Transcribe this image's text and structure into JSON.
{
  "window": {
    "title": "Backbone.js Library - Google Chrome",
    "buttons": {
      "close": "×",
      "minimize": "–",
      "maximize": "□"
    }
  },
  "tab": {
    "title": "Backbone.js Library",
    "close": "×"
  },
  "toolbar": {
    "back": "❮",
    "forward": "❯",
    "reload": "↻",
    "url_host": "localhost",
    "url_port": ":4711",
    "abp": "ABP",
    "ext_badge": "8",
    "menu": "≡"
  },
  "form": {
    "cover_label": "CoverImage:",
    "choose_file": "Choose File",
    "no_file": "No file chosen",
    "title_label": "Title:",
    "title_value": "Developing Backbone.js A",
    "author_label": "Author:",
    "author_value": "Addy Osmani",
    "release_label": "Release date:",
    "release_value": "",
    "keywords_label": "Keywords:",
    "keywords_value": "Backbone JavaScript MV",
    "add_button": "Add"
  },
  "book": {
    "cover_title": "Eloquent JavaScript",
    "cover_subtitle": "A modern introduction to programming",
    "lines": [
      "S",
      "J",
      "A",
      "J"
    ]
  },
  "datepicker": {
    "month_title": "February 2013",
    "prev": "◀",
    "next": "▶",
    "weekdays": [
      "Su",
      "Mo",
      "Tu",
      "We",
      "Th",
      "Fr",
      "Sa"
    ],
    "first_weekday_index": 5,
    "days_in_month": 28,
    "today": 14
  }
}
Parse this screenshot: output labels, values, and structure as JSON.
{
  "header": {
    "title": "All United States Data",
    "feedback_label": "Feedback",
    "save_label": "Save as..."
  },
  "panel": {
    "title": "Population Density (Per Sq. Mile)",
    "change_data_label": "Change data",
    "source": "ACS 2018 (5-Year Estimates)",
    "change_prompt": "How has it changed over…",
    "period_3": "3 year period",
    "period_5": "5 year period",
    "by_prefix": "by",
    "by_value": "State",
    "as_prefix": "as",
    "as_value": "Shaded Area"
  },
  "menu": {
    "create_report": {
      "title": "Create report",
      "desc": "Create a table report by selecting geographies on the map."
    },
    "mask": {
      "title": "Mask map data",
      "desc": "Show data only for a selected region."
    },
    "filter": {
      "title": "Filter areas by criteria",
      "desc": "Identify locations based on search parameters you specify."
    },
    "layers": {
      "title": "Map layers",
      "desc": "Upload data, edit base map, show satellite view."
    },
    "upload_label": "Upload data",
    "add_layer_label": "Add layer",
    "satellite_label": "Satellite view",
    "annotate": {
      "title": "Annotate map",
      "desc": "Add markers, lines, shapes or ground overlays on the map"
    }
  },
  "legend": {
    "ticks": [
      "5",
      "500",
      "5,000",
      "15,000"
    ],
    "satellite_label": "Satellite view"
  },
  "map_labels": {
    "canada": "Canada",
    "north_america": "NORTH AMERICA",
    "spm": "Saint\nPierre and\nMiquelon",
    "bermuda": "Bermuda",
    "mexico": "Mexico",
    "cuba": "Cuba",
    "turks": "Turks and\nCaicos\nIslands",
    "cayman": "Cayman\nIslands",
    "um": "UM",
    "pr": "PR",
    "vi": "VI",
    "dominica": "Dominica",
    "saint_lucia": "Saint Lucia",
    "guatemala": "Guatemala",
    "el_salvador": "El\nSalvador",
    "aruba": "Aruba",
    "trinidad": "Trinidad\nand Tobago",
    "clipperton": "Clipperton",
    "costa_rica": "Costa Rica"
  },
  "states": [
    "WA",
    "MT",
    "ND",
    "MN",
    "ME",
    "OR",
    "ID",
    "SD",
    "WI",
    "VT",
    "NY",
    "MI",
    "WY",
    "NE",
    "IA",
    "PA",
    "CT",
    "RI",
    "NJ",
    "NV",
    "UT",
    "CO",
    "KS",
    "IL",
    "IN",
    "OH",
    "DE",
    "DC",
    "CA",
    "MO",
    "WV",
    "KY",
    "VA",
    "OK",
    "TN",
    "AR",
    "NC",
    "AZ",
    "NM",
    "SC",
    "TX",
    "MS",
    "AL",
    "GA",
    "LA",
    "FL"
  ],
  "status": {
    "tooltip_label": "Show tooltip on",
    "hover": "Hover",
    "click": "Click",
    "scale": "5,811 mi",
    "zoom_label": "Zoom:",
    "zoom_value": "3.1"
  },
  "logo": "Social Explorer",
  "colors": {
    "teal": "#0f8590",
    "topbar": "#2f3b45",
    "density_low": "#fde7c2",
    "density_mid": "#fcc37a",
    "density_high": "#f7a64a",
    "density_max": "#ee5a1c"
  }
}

==========

◆ DESCRIPTION OF THE TASK: Copy all of the data. Keep every word exactly as it is.

◆ EXERCISE RESPONSE:
Transcribe this image's text and structure into JSON.
{
  "window": {
    "title": "Backbone.js Library - Google Chrome",
    "buttons": {
      "close": "×",
      "minimize": "–",
      "maximize": "□"
    }
  },
  "tab": {
    "title": "Backbone.js Library",
    "close": "×"
  },
  "toolbar": {
    "back": "❮",
    "forward": "❯",
    "reload": "↻",
    "url_host": "localhost",
    "url_port": ":4711",
    "abp": "ABP",
    "ext_badge": "8",
    "menu": "≡"
  },
  "form": {
    "cover_label": "CoverImage:",
    "choose_file": "Choose File",
    "no_file": "No file chosen",
    "title_label": "Title:",
    "title_value": "Developing Backbone.js A",
    "author_label": "Author:",
    "author_value": "Addy Osmani",
    "release_label": "Release date:",
    "release_value": "",
    "keywords_label": "Keywords:",
    "keywords_value": "Backbone JavaScript MV",
    "add_button": "Add"
  },
  "book": {
    "cover_title": "Eloquent JavaScript",
    "cover_subtitle": "A modern introduction to programming",
    "lines": [
      "S",
      "J",
      "A",
      "J"
    ]
  },
  "datepicker": {
    "month_title": "February 2013",
    "prev": "◀",
    "next": "▶",
    "weekdays": [
      "Su",
      "Mo",
      "Tu",
      "We",
      "Th",
      "Fr",
      "Sa"
    ],
    "first_weekday_index": 5,
    "days_in_month": 28,
    "today": 14
  }
}
Parse this screenshot: output labels, values, and structure as JSON.
{
  "header": {
    "title": "All United States Data",
    "feedback_label": "Feedback",
    "save_label": "Save as..."
  },
  "panel": {
    "title": "Population Density (Per Sq. Mile)",
    "change_data_label": "Change data",
    "source": "ACS 2018 (5-Year Estimates)",
    "change_prompt": "How has it changed over…",
    "period_3": "3 year period",
    "period_5": "5 year period",
    "by_prefix": "by",
    "by_value": "State",
    "as_prefix": "as",
    "as_value": "Shaded Area"
  },
  "menu": {
    "create_report": {
      "title": "Create report",
      "desc": "Create a table report by selecting geographies on the map."
    },
    "mask": {
      "title": "Mask map data",
      "desc": "Show data only for a selected region."
    },
    "filter": {
      "title": "Filter areas by criteria",
      "desc": "Identify locations based on search parameters you specify."
    },
    "layers": {
      "title": "Map layers",
      "desc": "Upload data, edit base map, show satellite view."
    },
    "upload_label": "Upload data",
    "add_layer_label": "Add layer",
    "satellite_label": "Satellite view",
    "annotate": {
      "title": "Annotate map",
      "desc": "Add markers, lines, shapes or ground overlays on the map"
    }
  },
  "legend": {
    "ticks": [
      "5",
      "500",
      "5,000",
      "15,000"
    ],
    "satellite_label": "Satellite view"
  },
  "map_labels": {
    "canada": "Canada",
    "north_america": "NORTH AMERICA",
    "spm": "Saint\nPierre and\nMiquelon",
    "bermuda": "Bermuda",
    "mexico": "Mexico",
    "cuba": "Cuba",
    "turks": "Turks and\nCaicos\nIslands",
    "cayman": "Cayman\nIslands",
    "um": "UM",
    "pr": "PR",
    "vi": "VI",
    "dominica": "Dominica",
    "saint_lucia": "Saint Lucia",
    "guatemala": "Guatemala",
    "el_salvador": "El\nSalvador",
    "aruba": "Aruba",
    "trinidad": "Trinidad\nand Tobago",
    "clipperton": "Clipperton",
    "costa_rica": "Costa Rica"
  },
  "states": [
    "WA",
    "MT",
    "ND",
    "MN",
    "ME",
    "OR",
    "ID",
    "SD",
    "WI",
    "VT",
    "NY",
    "MI",
    "WY",
    "NE",
    "IA",
    "PA",
    "CT",
    "RI",
    "NJ",
    "NV",
    "UT",
    "CO",
    "KS",
    "IL",
    "IN",
    "OH",
    "DE",
    "DC",
    "CA",
    "MO",
    "WV",
    "KY",
    "VA",
    "OK",
    "TN",
    "AR",
    "NC",
    "AZ",
    "NM",
    "SC",
    "TX",
    "MS",
    "AL",
    "GA",
    "LA",
    "FL"
  ],
  "status": {
    "tooltip_label": "Show tooltip on",
    "hover": "Hover",
    "click": "Click",
    "scale": "5,811 mi",
    "zoom_label": "Zoom:",
    "zoom_value": "3.1"
  },
  "logo": "Social Explorer",
  "colors": {
    "teal": "#0f8590",
    "topbar": "#2f3b45",
    "density_low": "#fde7c2",
    "density_mid": "#fcc37a",
    "density_high": "#f7a64a",
    "density_max": "#ee5a1c"
  }
}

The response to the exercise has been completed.